%%

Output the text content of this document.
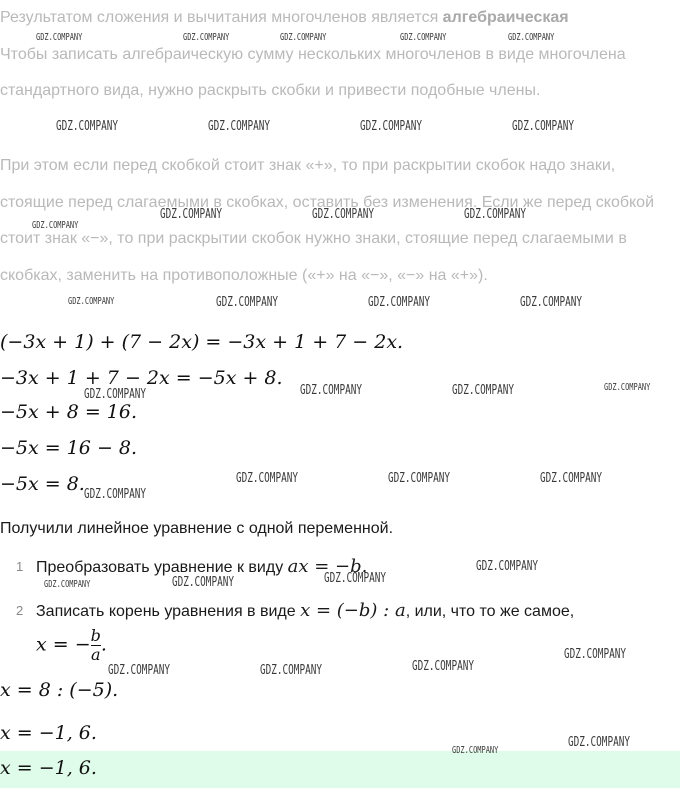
Результатом сложения и вычитания многочленов является алгебраическая
Чтобы записать алгебраическую сумму нескольких многочленов в виде многочлена стандартного вида, нужно раскрыть скобки и привести подобные члены.
При этом если перед скобкой стоит знак «+», то при раскрытии скобок надо знаки, стоящие перед слагаемыми в скобках, оставить без изменения. Если же перед скобкой стоит знак «−», то при раскрытии скобок нужно знаки, стоящие перед слагаемыми в скобках, заменить на противоположные («+» на «−», «−» на «+»).
(−3x + 1) + (7 − 2x) = −3x + 1 + 7 − 2x.
−3x + 1 + 7 − 2x = −5x + 8.
−5x + 8 = 16.
−5x = 16 − 8.
−5x = 8.
Получили линейное уравнение с одной переменной.
1 Преобразовать уравнение к виду ax = −b.
2 Записать корень уравнения в виде x = (−b) : a, или, что то же самое,
x = − $\frac{b}{a}$ .
x = 8 : (−5).
x = −1, 6.
x = −1, 6.
GDZ.COMPANY	GDZ.COMPANY	GDZ.COMPANY	GDZ.COMPANY	GDZ.COMPANY
GDZ.COMPANY	GDZ.COMPANY	GDZ.COMPANY	GDZ.COMPANY
GDZ.COMPANY
GDZ.COMPANY	GDZ.COMPANY	GDZ.COMPANY
GDZ.COMPANY	GDZ.COMPANY	GDZ.COMPANY	GDZ.COMPANY
GDZ.COMPANY	GDZ.COMPANY	GDZ.COMPANY	GDZ.COMPANY
GDZ.COMPANY
GDZ.COMPANY	GDZ.COMPANY	GDZ.COMPANY
GDZ.COMPANY
GDZ.COMPANY	GDZ.COMPANY	GDZ.COMPANY
GDZ.COMPANY	GDZ.COMPANY	GDZ.COMPANY
GDZ.COMPANY
GDZ.COMPANY
GDZ.COMPANY
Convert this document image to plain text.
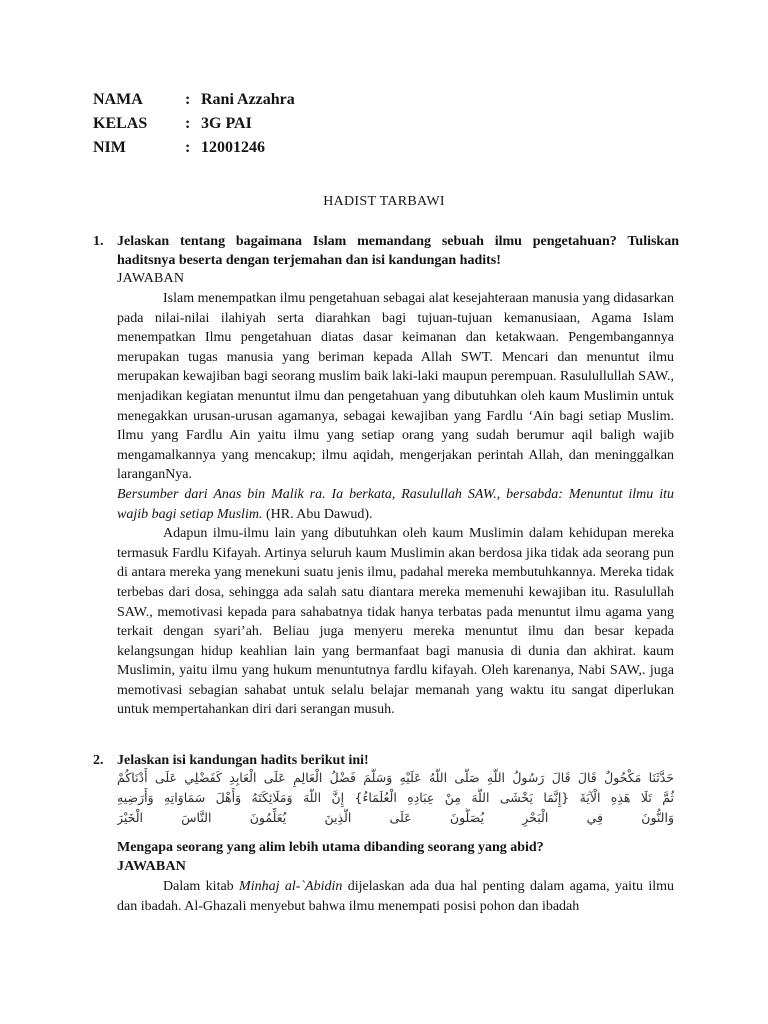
NAMA	: Rani Azzahra
KELAS	: 3G PAI
NIM	: 12001246
HADIST TARBAWI
1. Jelaskan tentang bagaimana Islam memandang sebuah ilmu pengetahuan? Tuliskan haditsnya beserta dengan terjemahan dan isi kandungan hadits!
JAWABAN

Islam menempatkan ilmu pengetahuan sebagai alat kesejahteraan manusia yang didasarkan pada nilai-nilai ilahiyah serta diarahkan bagi tujuan-tujuan kemanusiaan, Agama Islam menempatkan Ilmu pengetahuan diatas dasar keimanan dan ketakwaan. Pengembangannya merupakan tugas manusia yang beriman kepada Allah SWT. Mencari dan menuntut ilmu merupakan kewajiban bagi seorang muslim baik laki-laki maupun perempuan. Rasulullullah SAW., menjadikan kegiatan menuntut ilmu dan pengetahuan yang dibutuhkan oleh kaum Muslimin untuk menegakkan urusan-urusan agamanya, sebagai kewajiban yang Fardlu ‘Ain bagi setiap Muslim. Ilmu yang Fardlu Ain yaitu ilmu yang setiap orang yang sudah berumur aqil baligh wajib mengamalkannya yang mencakup; ilmu aqidah, mengerjakan perintah Allah, dan meninggalkan laranganNya.

Bersumber dari Anas bin Malik ra. Ia berkata, Rasulullah SAW., bersabda: Menuntut ilmu itu wajib bagi setiap Muslim. (HR. Abu Dawud).

Adapun ilmu-ilmu lain yang dibutuhkan oleh kaum Muslimin dalam kehidupan mereka termasuk Fardlu Kifayah. Artinya seluruh kaum Muslimin akan berdosa jika tidak ada seorang pun di antara mereka yang menekuni suatu jenis ilmu, padahal mereka membutuhkannya. Mereka tidak terbebas dari dosa, sehingga ada salah satu diantara mereka memenuhi kewajiban itu. Rasulullah SAW., memotivasi kepada para sahabatnya tidak hanya terbatas pada menuntut ilmu agama yang terkait dengan syari’ah. Beliau juga menyeru mereka menuntut ilmu dan besar kepada kelangsungan hidup keahlian lain yang bermanfaat bagi manusia di dunia dan akhirat. kaum Muslimin, yaitu ilmu yang hukum menuntutnya fardlu kifayah. Oleh karenanya, Nabi SAW,. juga memotivasi sebagian sahabat untuk selalu belajar memanah yang waktu itu sangat diperlukan untuk mempertahankan diri dari serangan musuh.

2. Jelaskan isi kandungan hadits berikut ini!
حَدَّثَنَا مَكْحُولٌ قَالَ قَالَ رَسُولُ اللَّهِ صَلَّى اللَّهُ عَلَيْهِ وَسَلَّمَ فَضْلُ الْعَالِمِ عَلَى الْعَابِدِ كَفَضْلِي عَلَى أَدْنَاكُمْ
ثُمَّ تَلَا هَذِهِ الْآيَةَ {إِنَّمَا يَخْشَى اللَّهَ مِنْ عِبَادِهِ الْعُلَمَاءُ} إِنَّ اللَّهَ وَمَلَائِكَتَهُ وَأَهْلَ سَمَاوَاتِهِ وَأَرَضِيهِ
وَالنُّونَ فِي الْبَحْرِ يُصَلُّونَ عَلَى الَّذِينَ يُعَلِّمُونَ النَّاسَ الْخَيْرَ
Mengapa seorang yang alim lebih utama dibanding seorang yang abid?
JAWABAN

Dalam kitab Minhaj al-`Abidin dijelaskan ada dua hal penting dalam agama, yaitu ilmu dan ibadah. Al-Ghazali menyebut bahwa ilmu menempati posisi pohon dan ibadah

%%

**Task details**
Copy out each line of the listing that holds "this".

**Solved exercise**
Output the text content of this document.
Convert this document image to plain text.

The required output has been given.